## Task objective
Transcribe everything in the data word for word. Pictures are left out.

## Dataset content
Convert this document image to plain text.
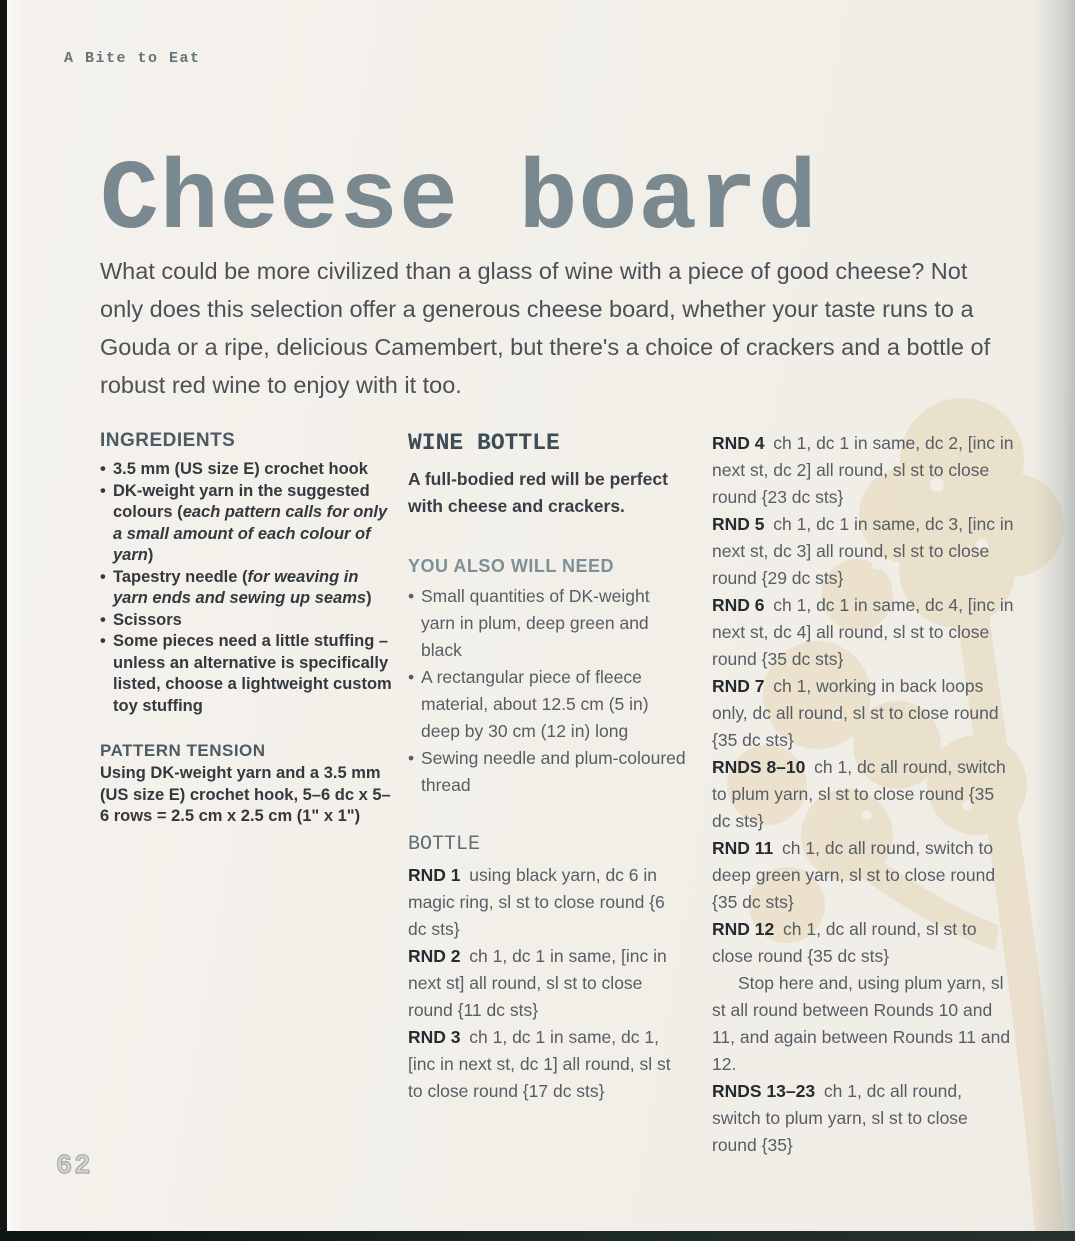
A Bite to Eat
Cheese board

What could be more civilized than a glass of wine with a piece of good cheese? Not only does this selection offer a generous cheese board, whether your taste runs to a Gouda or a ripe, delicious Camembert, but there's a choice of crackers and a bottle of robust red wine to enjoy with it too.

INGREDIENTS
• 3.5 mm (US size E) crochet hook
• DK-weight yarn in the suggested colours (each pattern calls for only a small amount of each colour of yarn)
• Tapestry needle (for weaving in yarn ends and sewing up seams)
• Scissors
• Some pieces need a little stuffing – unless an alternative is specifically listed, choose a lightweight custom toy stuffing
PATTERN TENSION

Using DK-weight yarn and a 3.5 mm (US size E) crochet hook, 5–6 dc x 5–6 rows = 2.5 cm x 2.5 cm (1" x 1")

WINE BOTTLE

A full-bodied red will be perfect with cheese and crackers.

YOU ALSO WILL NEED
• Small quantities of DK-weight yarn in plum, deep green and black
• A rectangular piece of fleece material, about 12.5 cm (5 in) deep by 30 cm (12 in) long
• Sewing needle and plum-coloured thread
BOTTLE

RND 1 using black yarn, dc 6 in magic ring, sl st to close round {6 dc sts}

RND 2 ch 1, dc 1 in same, [inc in next st] all round, sl st to close round {11 dc sts}

RND 3 ch 1, dc 1 in same, dc 1, [inc in next st, dc 1] all round, sl st to close round {17 dc sts}

RND 4 ch 1, dc 1 in same, dc 2, [inc in next st, dc 2] all round, sl st to close round {23 dc sts}

RND 5 ch 1, dc 1 in same, dc 3, [inc in next st, dc 3] all round, sl st to close round {29 dc sts}

RND 6 ch 1, dc 1 in same, dc 4, [inc in next st, dc 4] all round, sl st to close round {35 dc sts}

RND 7 ch 1, working in back loops only, dc all round, sl st to close round {35 dc sts}

RNDS 8–10 ch 1, dc all round, switch to plum yarn, sl st to close round {35 dc sts}

RND 11 ch 1, dc all round, switch to deep green yarn, sl st to close round {35 dc sts}

RND 12 ch 1, dc all round, sl st to close round {35 dc sts}

Stop here and, using plum yarn, sl st all round between Rounds 10 and 11, and again between Rounds 11 and 12.

RNDS 13–23 ch 1, dc all round, switch to plum yarn, sl st to close round {35}

62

## Expected answer
Convert this document image to plain text.
A Bite to Eat
Cheese board

What could be more civilized than a glass of wine with a piece of good cheese? Not only does this selection offer a generous cheese board, whether your taste runs to a Gouda or a ripe, delicious Camembert, but there's a choice of crackers and a bottle of robust red wine to enjoy with it too.

INGREDIENTS
• 3.5 mm (US size E) crochet hook
• DK-weight yarn in the suggested colours (each pattern calls for only a small amount of each colour of yarn)
• Tapestry needle (for weaving in yarn ends and sewing up seams)
• Scissors
• Some pieces need a little stuffing – unless an alternative is specifically listed, choose a lightweight custom toy stuffing
PATTERN TENSION

Using DK-weight yarn and a 3.5 mm (US size E) crochet hook, 5–6 dc x 5–6 rows = 2.5 cm x 2.5 cm (1" x 1")

WINE BOTTLE

A full-bodied red will be perfect with cheese and crackers.

YOU ALSO WILL NEED
• Small quantities of DK-weight yarn in plum, deep green and black
• A rectangular piece of fleece material, about 12.5 cm (5 in) deep by 30 cm (12 in) long
• Sewing needle and plum-coloured thread
BOTTLE

RND 1 using black yarn, dc 6 in magic ring, sl st to close round {6 dc sts}

RND 2 ch 1, dc 1 in same, [inc in next st] all round, sl st to close round {11 dc sts}

RND 3 ch 1, dc 1 in same, dc 1, [inc in next st, dc 1] all round, sl st to close round {17 dc sts}

RND 4 ch 1, dc 1 in same, dc 2, [inc in next st, dc 2] all round, sl st to close round {23 dc sts}

RND 5 ch 1, dc 1 in same, dc 3, [inc in next st, dc 3] all round, sl st to close round {29 dc sts}

RND 6 ch 1, dc 1 in same, dc 4, [inc in next st, dc 4] all round, sl st to close round {35 dc sts}

RND 7 ch 1, working in back loops only, dc all round, sl st to close round {35 dc sts}

RNDS 8–10 ch 1, dc all round, switch to plum yarn, sl st to close round {35 dc sts}

RND 11 ch 1, dc all round, switch to deep green yarn, sl st to close round {35 dc sts}

RND 12 ch 1, dc all round, sl st to close round {35 dc sts}

Stop here and, using plum yarn, sl st all round between Rounds 10 and 11, and again between Rounds 11 and 12.

RNDS 13–23 ch 1, dc all round, switch to plum yarn, sl st to close round {35}

62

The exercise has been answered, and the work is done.